GIVEN REQUEST » Please repeat all of the listing exactly.

GIVEN INFORMATION »

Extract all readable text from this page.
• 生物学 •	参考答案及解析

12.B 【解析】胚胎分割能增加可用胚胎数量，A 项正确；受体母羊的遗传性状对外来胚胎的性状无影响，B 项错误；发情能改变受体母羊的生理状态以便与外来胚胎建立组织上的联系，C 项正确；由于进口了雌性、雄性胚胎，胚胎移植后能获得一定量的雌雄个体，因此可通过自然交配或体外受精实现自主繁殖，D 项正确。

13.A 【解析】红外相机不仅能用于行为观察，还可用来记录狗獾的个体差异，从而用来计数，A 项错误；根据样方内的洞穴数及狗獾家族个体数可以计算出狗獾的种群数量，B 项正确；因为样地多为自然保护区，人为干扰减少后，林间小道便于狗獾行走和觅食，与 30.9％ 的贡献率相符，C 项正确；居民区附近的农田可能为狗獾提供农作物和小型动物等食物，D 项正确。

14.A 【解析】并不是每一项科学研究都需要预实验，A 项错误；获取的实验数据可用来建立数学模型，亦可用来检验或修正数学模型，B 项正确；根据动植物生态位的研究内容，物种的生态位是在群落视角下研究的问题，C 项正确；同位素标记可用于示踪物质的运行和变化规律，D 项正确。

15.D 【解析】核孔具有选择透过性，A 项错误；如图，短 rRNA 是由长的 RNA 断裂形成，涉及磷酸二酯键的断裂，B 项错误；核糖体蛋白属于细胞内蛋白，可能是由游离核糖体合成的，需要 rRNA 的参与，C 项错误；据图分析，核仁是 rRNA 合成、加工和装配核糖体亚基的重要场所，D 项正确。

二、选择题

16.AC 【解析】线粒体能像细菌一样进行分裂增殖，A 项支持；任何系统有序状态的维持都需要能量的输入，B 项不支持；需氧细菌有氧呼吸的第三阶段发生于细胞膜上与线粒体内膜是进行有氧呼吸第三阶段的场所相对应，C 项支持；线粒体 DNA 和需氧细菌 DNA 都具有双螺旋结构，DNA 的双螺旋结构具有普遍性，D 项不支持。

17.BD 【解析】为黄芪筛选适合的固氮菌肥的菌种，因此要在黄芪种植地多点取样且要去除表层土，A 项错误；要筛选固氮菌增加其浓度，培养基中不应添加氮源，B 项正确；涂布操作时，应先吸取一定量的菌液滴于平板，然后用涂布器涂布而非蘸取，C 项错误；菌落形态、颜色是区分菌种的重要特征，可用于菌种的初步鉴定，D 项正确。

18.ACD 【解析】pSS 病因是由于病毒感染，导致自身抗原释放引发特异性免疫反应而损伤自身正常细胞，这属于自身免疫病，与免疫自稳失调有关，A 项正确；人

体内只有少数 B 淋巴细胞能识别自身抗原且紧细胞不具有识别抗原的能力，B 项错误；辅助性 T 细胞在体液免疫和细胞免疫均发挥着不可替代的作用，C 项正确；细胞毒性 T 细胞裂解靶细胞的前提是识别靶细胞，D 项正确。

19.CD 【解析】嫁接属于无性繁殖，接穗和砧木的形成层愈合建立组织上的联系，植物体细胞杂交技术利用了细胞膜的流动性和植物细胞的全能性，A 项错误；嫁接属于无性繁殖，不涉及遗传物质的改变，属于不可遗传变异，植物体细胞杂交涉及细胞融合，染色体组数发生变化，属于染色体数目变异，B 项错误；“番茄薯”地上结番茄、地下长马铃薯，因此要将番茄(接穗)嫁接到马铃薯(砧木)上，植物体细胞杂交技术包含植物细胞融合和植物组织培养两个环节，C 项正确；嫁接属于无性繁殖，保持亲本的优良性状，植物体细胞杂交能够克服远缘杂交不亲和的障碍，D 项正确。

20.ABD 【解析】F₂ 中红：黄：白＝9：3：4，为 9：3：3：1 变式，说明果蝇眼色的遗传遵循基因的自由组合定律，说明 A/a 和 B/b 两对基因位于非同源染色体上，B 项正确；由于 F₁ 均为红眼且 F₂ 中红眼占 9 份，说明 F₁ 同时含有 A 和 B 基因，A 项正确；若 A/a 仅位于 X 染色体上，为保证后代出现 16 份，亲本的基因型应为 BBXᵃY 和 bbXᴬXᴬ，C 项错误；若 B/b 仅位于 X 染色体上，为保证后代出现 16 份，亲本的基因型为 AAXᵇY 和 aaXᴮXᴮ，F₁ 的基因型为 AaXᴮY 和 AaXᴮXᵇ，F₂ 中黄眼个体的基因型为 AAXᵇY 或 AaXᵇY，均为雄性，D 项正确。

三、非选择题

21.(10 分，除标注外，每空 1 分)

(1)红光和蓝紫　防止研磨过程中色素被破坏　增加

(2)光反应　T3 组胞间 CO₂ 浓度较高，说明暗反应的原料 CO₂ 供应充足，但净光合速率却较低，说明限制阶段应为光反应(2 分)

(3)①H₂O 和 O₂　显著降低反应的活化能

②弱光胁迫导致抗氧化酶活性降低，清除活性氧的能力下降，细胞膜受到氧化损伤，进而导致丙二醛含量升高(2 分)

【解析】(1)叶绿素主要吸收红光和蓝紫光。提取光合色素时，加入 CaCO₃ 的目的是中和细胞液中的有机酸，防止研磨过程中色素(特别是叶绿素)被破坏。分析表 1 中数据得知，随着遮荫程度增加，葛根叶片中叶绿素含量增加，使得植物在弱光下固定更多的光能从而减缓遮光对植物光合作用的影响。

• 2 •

PROBLEM SOLUTION »
Extract all readable text from this page.
• 生物学 •	参考答案及解析

12.B 【解析】胚胎分割能增加可用胚胎数量，A 项正确；受体母羊的遗传性状对外来胚胎的性状无影响，B 项错误；发情能改变受体母羊的生理状态以便与外来胚胎建立组织上的联系，C 项正确；由于进口了雌性、雄性胚胎，胚胎移植后能获得一定量的雌雄个体，因此可通过自然交配或体外受精实现自主繁殖，D 项正确。

13.A 【解析】红外相机不仅能用于行为观察，还可用来记录狗獾的个体差异，从而用来计数，A 项错误；根据样方内的洞穴数及狗獾家族个体数可以计算出狗獾的种群数量，B 项正确；因为样地多为自然保护区，人为干扰减少后，林间小道便于狗獾行走和觅食，与 30.9％ 的贡献率相符，C 项正确；居民区附近的农田可能为狗獾提供农作物和小型动物等食物，D 项正确。

14.A 【解析】并不是每一项科学研究都需要预实验，A 项错误；获取的实验数据可用来建立数学模型，亦可用来检验或修正数学模型，B 项正确；根据动植物生态位的研究内容，物种的生态位是在群落视角下研究的问题，C 项正确；同位素标记可用于示踪物质的运行和变化规律，D 项正确。

15.D 【解析】核孔具有选择透过性，A 项错误；如图，短 rRNA 是由长的 RNA 断裂形成，涉及磷酸二酯键的断裂，B 项错误；核糖体蛋白属于细胞内蛋白，可能是由游离核糖体合成的，需要 rRNA 的参与，C 项错误；据图分析，核仁是 rRNA 合成、加工和装配核糖体亚基的重要场所，D 项正确。

二、选择题

16.AC 【解析】线粒体能像细菌一样进行分裂增殖，A 项支持；任何系统有序状态的维持都需要能量的输入，B 项不支持；需氧细菌有氧呼吸的第三阶段发生于细胞膜上与线粒体内膜是进行有氧呼吸第三阶段的场所相对应，C 项支持；线粒体 DNA 和需氧细菌 DNA 都具有双螺旋结构，DNA 的双螺旋结构具有普遍性，D 项不支持。

17.BD 【解析】为黄芪筛选适合的固氮菌肥的菌种，因此要在黄芪种植地多点取样且要去除表层土，A 项错误；要筛选固氮菌增加其浓度，培养基中不应添加氮源，B 项正确；涂布操作时，应先吸取一定量的菌液滴于平板，然后用涂布器涂布而非蘸取，C 项错误；菌落形态、颜色是区分菌种的重要特征，可用于菌种的初步鉴定，D 项正确。

18.ACD 【解析】pSS 病因是由于病毒感染，导致自身抗原释放引发特异性免疫反应而损伤自身正常细胞，这属于自身免疫病，与免疫自稳失调有关，A 项正确；人

体内只有少数 B 淋巴细胞能识别自身抗原且紧细胞不具有识别抗原的能力，B 项错误；辅助性 T 细胞在体液免疫和细胞免疫均发挥着不可替代的作用，C 项正确；细胞毒性 T 细胞裂解靶细胞的前提是识别靶细胞，D 项正确。

19.CD 【解析】嫁接属于无性繁殖，接穗和砧木的形成层愈合建立组织上的联系，植物体细胞杂交技术利用了细胞膜的流动性和植物细胞的全能性，A 项错误；嫁接属于无性繁殖，不涉及遗传物质的改变，属于不可遗传变异，植物体细胞杂交涉及细胞融合，染色体组数发生变化，属于染色体数目变异，B 项错误；“番茄薯”地上结番茄、地下长马铃薯，因此要将番茄(接穗)嫁接到马铃薯(砧木)上，植物体细胞杂交技术包含植物细胞融合和植物组织培养两个环节，C 项正确；嫁接属于无性繁殖，保持亲本的优良性状，植物体细胞杂交能够克服远缘杂交不亲和的障碍，D 项正确。

20.ABD 【解析】F₂ 中红：黄：白＝9：3：4，为 9：3：3：1 变式，说明果蝇眼色的遗传遵循基因的自由组合定律，说明 A/a 和 B/b 两对基因位于非同源染色体上，B 项正确；由于 F₁ 均为红眼且 F₂ 中红眼占 9 份，说明 F₁ 同时含有 A 和 B 基因，A 项正确；若 A/a 仅位于 X 染色体上，为保证后代出现 16 份，亲本的基因型应为 BBXᵃY 和 bbXᴬXᴬ，C 项错误；若 B/b 仅位于 X 染色体上，为保证后代出现 16 份，亲本的基因型为 AAXᵇY 和 aaXᴮXᴮ，F₁ 的基因型为 AaXᴮY 和 AaXᴮXᵇ，F₂ 中黄眼个体的基因型为 AAXᵇY 或 AaXᵇY，均为雄性，D 项正确。

三、非选择题

21.(10 分，除标注外，每空 1 分)

(1)红光和蓝紫　防止研磨过程中色素被破坏　增加

(2)光反应　T3 组胞间 CO₂ 浓度较高，说明暗反应的原料 CO₂ 供应充足，但净光合速率却较低，说明限制阶段应为光反应(2 分)

(3)①H₂O 和 O₂　显著降低反应的活化能

②弱光胁迫导致抗氧化酶活性降低，清除活性氧的能力下降，细胞膜受到氧化损伤，进而导致丙二醛含量升高(2 分)

【解析】(1)叶绿素主要吸收红光和蓝紫光。提取光合色素时，加入 CaCO₃ 的目的是中和细胞液中的有机酸，防止研磨过程中色素(特别是叶绿素)被破坏。分析表 1 中数据得知，随着遮荫程度增加，葛根叶片中叶绿素含量增加，使得植物在弱光下固定更多的光能从而减缓遮光对植物光合作用的影响。

• 2 •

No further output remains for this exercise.